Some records
────────────────────────────────────────

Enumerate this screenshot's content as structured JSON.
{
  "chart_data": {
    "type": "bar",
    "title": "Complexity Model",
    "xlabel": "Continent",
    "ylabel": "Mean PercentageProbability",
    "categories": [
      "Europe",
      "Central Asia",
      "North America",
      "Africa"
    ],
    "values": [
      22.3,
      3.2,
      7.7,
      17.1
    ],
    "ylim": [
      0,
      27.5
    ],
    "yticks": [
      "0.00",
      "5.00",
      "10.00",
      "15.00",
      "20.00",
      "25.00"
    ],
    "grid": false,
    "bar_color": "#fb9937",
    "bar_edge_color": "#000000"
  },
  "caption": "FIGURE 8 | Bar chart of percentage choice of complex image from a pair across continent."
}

────────────────────────────────────────

**Exercise goal**
Copy all of the data exactly.

**Final answer**
Enumerate this screenshot's content as structured JSON.
{
  "chart_data": {
    "type": "bar",
    "title": "Complexity Model",
    "xlabel": "Continent",
    "ylabel": "Mean PercentageProbability",
    "categories": [
      "Europe",
      "Central Asia",
      "North America",
      "Africa"
    ],
    "values": [
      22.3,
      3.2,
      7.7,
      17.1
    ],
    "ylim": [
      0,
      27.5
    ],
    "yticks": [
      "0.00",
      "5.00",
      "10.00",
      "15.00",
      "20.00",
      "25.00"
    ],
    "grid": false,
    "bar_color": "#fb9937",
    "bar_edge_color": "#000000"
  },
  "caption": "FIGURE 8 | Bar chart of percentage choice of complex image from a pair across continent."
}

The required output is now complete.